[MATERIALS PROVIDED]:

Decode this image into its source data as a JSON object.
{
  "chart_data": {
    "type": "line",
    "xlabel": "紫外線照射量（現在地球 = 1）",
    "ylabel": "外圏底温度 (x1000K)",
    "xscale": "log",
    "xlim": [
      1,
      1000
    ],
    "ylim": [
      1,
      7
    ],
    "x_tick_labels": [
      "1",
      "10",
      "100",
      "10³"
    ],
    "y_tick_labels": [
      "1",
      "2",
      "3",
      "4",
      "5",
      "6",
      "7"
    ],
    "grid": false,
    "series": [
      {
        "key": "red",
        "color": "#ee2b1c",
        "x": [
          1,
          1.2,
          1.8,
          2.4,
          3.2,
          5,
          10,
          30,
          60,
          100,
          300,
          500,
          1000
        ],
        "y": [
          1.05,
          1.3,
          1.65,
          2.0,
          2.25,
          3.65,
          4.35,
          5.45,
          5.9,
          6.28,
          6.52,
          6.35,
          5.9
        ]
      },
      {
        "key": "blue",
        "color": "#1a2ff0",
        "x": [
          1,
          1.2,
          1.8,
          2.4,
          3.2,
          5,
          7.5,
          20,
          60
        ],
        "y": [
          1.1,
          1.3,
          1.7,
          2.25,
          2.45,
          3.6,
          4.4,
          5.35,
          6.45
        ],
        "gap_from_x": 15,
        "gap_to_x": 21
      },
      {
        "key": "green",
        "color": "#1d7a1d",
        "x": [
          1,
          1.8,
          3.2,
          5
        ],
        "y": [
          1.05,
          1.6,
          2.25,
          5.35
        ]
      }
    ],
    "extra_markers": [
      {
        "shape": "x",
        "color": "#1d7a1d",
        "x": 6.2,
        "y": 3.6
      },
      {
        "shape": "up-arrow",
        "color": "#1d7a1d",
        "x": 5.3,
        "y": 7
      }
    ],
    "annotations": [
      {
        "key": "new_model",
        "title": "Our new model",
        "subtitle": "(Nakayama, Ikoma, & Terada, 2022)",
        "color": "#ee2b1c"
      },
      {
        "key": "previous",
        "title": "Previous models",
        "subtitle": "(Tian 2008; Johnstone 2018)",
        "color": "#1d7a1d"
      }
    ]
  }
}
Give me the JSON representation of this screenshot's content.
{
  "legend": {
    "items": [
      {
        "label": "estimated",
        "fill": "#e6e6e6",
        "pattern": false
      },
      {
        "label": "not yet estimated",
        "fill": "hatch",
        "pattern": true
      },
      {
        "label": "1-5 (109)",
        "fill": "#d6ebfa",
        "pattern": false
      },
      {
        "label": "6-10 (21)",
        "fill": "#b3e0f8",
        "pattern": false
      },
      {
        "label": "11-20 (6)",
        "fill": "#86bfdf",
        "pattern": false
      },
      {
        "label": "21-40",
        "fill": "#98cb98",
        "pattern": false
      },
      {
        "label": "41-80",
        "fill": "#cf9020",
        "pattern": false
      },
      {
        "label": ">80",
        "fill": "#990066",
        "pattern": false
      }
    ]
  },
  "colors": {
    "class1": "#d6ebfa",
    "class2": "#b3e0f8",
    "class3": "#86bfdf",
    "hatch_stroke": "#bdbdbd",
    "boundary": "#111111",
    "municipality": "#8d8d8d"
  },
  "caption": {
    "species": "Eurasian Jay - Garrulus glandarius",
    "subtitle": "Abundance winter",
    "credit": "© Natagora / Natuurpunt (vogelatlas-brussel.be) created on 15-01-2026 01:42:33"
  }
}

[REQUIREMENT]: Write out each line of the data above again, exactly as given.

[FULL SOLUTION]:
Decode this image into its source data as a JSON object.
{
  "chart_data": {
    "type": "line",
    "xlabel": "紫外線照射量（現在地球 = 1）",
    "ylabel": "外圏底温度 (x1000K)",
    "xscale": "log",
    "xlim": [
      1,
      1000
    ],
    "ylim": [
      1,
      7
    ],
    "x_tick_labels": [
      "1",
      "10",
      "100",
      "10³"
    ],
    "y_tick_labels": [
      "1",
      "2",
      "3",
      "4",
      "5",
      "6",
      "7"
    ],
    "grid": false,
    "series": [
      {
        "key": "red",
        "color": "#ee2b1c",
        "x": [
          1,
          1.2,
          1.8,
          2.4,
          3.2,
          5,
          10,
          30,
          60,
          100,
          300,
          500,
          1000
        ],
        "y": [
          1.05,
          1.3,
          1.65,
          2.0,
          2.25,
          3.65,
          4.35,
          5.45,
          5.9,
          6.28,
          6.52,
          6.35,
          5.9
        ]
      },
      {
        "key": "blue",
        "color": "#1a2ff0",
        "x": [
          1,
          1.2,
          1.8,
          2.4,
          3.2,
          5,
          7.5,
          20,
          60
        ],
        "y": [
          1.1,
          1.3,
          1.7,
          2.25,
          2.45,
          3.6,
          4.4,
          5.35,
          6.45
        ],
        "gap_from_x": 15,
        "gap_to_x": 21
      },
      {
        "key": "green",
        "color": "#1d7a1d",
        "x": [
          1,
          1.8,
          3.2,
          5
        ],
        "y": [
          1.05,
          1.6,
          2.25,
          5.35
        ]
      }
    ],
    "extra_markers": [
      {
        "shape": "x",
        "color": "#1d7a1d",
        "x": 6.2,
        "y": 3.6
      },
      {
        "shape": "up-arrow",
        "color": "#1d7a1d",
        "x": 5.3,
        "y": 7
      }
    ],
    "annotations": [
      {
        "key": "new_model",
        "title": "Our new model",
        "subtitle": "(Nakayama, Ikoma, & Terada, 2022)",
        "color": "#ee2b1c"
      },
      {
        "key": "previous",
        "title": "Previous models",
        "subtitle": "(Tian 2008; Johnstone 2018)",
        "color": "#1d7a1d"
      }
    ]
  }
}
Give me the JSON representation of this screenshot's content.
{
  "legend": {
    "items": [
      {
        "label": "estimated",
        "fill": "#e6e6e6",
        "pattern": false
      },
      {
        "label": "not yet estimated",
        "fill": "hatch",
        "pattern": true
      },
      {
        "label": "1-5 (109)",
        "fill": "#d6ebfa",
        "pattern": false
      },
      {
        "label": "6-10 (21)",
        "fill": "#b3e0f8",
        "pattern": false
      },
      {
        "label": "11-20 (6)",
        "fill": "#86bfdf",
        "pattern": false
      },
      {
        "label": "21-40",
        "fill": "#98cb98",
        "pattern": false
      },
      {
        "label": "41-80",
        "fill": "#cf9020",
        "pattern": false
      },
      {
        "label": ">80",
        "fill": "#990066",
        "pattern": false
      }
    ]
  },
  "colors": {
    "class1": "#d6ebfa",
    "class2": "#b3e0f8",
    "class3": "#86bfdf",
    "hatch_stroke": "#bdbdbd",
    "boundary": "#111111",
    "municipality": "#8d8d8d"
  },
  "caption": {
    "species": "Eurasian Jay - Garrulus glandarius",
    "subtitle": "Abundance winter",
    "credit": "© Natagora / Natuurpunt (vogelatlas-brussel.be) created on 15-01-2026 01:42:33"
  }
}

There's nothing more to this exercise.